*BRIEF*
Search the material below for the string "安卓软件秒传助手" and extract each line that has it.

*PROVIDED DATA*
◇ ◇ ◇

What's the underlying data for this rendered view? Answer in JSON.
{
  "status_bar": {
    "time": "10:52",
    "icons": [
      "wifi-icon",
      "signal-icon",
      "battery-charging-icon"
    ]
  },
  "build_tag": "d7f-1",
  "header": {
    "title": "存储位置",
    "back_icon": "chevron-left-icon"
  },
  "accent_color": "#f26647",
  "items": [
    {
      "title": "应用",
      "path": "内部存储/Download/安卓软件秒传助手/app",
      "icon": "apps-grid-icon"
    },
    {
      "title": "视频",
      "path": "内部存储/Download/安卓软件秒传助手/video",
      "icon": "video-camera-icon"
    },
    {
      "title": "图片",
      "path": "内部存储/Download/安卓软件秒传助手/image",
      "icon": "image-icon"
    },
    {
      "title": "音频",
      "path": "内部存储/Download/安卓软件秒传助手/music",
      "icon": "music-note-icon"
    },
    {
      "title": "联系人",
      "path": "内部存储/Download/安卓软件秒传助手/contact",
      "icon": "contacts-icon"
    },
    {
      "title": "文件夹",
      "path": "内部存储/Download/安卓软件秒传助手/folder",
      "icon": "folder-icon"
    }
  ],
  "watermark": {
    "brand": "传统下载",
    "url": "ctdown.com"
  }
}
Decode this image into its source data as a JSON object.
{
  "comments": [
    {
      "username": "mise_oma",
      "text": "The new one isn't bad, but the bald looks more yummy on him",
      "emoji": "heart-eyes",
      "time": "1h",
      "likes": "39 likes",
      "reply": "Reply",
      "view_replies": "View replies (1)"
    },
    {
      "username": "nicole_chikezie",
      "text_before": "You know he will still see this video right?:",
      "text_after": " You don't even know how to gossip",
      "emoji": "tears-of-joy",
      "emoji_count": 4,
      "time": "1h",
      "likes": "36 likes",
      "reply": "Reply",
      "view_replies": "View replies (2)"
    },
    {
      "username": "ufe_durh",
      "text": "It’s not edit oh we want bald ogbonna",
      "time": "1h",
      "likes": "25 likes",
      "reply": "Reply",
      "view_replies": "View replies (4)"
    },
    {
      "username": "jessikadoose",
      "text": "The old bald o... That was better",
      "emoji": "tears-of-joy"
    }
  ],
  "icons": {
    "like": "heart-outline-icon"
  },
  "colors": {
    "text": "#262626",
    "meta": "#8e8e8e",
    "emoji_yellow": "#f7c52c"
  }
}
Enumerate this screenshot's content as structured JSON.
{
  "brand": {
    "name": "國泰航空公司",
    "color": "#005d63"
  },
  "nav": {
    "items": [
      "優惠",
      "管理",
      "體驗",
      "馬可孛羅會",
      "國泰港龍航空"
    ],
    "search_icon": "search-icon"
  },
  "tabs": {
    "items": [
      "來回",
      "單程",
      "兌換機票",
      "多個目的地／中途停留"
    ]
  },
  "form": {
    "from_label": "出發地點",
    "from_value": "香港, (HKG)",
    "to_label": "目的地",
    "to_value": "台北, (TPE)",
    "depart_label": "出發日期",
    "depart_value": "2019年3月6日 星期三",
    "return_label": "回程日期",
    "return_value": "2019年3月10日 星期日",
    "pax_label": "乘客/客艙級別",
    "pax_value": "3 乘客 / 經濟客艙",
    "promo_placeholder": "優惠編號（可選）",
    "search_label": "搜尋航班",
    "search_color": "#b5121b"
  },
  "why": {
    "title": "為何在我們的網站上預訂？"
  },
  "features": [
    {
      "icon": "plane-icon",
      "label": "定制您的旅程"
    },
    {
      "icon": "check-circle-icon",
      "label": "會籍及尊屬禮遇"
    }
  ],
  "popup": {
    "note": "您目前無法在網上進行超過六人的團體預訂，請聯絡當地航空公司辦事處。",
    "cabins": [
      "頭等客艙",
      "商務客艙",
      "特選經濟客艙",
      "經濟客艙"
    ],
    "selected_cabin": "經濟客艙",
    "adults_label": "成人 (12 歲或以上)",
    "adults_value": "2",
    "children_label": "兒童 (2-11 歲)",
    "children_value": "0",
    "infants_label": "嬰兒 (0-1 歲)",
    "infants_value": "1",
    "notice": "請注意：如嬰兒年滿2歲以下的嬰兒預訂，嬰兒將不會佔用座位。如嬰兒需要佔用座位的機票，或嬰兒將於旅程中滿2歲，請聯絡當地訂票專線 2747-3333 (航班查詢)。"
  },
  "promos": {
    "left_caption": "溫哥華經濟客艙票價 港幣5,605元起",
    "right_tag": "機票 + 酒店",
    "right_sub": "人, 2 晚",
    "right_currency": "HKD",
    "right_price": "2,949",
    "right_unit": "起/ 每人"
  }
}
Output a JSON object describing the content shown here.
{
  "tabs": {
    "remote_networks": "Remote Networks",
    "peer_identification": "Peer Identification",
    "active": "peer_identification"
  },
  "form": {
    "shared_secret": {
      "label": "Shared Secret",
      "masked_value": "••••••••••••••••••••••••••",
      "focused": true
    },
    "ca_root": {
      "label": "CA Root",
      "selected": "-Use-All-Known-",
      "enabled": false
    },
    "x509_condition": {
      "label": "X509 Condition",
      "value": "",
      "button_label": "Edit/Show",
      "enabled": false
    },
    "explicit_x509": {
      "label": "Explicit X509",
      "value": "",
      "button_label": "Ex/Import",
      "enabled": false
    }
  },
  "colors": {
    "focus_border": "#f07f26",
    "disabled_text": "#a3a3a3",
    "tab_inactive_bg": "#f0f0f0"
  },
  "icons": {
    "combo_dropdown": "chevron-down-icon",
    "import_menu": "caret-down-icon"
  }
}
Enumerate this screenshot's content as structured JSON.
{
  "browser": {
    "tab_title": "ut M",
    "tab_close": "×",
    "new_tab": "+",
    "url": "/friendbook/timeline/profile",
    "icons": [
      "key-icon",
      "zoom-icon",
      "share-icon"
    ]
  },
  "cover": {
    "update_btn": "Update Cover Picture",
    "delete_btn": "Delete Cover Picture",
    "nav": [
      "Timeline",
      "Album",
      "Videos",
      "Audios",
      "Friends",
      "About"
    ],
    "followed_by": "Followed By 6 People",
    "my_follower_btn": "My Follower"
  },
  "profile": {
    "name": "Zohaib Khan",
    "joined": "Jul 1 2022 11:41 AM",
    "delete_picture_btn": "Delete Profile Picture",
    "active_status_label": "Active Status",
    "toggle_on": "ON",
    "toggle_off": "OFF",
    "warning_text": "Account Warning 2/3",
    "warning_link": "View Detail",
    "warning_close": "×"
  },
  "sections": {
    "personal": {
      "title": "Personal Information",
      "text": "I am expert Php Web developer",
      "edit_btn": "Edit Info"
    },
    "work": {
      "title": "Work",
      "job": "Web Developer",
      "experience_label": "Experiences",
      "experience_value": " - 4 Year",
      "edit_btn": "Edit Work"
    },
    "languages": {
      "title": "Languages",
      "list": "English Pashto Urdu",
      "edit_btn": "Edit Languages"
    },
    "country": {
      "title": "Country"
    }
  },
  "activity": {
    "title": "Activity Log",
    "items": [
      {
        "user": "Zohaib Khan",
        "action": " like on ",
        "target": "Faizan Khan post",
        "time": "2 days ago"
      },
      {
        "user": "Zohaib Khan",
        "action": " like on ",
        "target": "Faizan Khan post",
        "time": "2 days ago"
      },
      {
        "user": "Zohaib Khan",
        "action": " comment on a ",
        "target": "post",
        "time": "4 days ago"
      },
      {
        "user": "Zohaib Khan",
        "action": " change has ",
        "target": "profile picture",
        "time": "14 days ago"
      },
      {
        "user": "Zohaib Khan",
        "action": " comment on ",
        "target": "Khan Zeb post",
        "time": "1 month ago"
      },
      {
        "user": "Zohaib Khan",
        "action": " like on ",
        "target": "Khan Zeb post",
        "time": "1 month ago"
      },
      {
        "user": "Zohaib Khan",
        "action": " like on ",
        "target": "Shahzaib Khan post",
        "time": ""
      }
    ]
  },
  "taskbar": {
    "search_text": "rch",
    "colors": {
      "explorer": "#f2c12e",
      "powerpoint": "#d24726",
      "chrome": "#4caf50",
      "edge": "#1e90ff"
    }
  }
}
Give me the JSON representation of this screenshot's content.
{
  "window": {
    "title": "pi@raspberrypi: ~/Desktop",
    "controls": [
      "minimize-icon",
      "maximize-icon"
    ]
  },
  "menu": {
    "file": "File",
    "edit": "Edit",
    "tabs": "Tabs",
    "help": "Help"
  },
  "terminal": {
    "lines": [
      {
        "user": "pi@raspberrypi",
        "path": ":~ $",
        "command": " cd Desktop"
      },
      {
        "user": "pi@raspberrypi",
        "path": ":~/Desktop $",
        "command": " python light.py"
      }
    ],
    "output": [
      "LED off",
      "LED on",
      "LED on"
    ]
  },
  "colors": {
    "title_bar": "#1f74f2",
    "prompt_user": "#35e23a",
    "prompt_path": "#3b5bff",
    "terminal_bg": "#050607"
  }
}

◇ ◇ ◇

*OUTPUT OF THE EXERCISE*
      "path": "内部存储/Download/安卓软件秒传助手/app",
      "path": "内部存储/Download/安卓软件秒传助手/video",
      "path": "内部存储/Download/安卓软件秒传助手/image",
      "path": "内部存储/Download/安卓软件秒传助手/music",
      "path": "内部存储/Download/安卓软件秒传助手/contact",
      "path": "内部存储/Download/安卓软件秒传助手/folder",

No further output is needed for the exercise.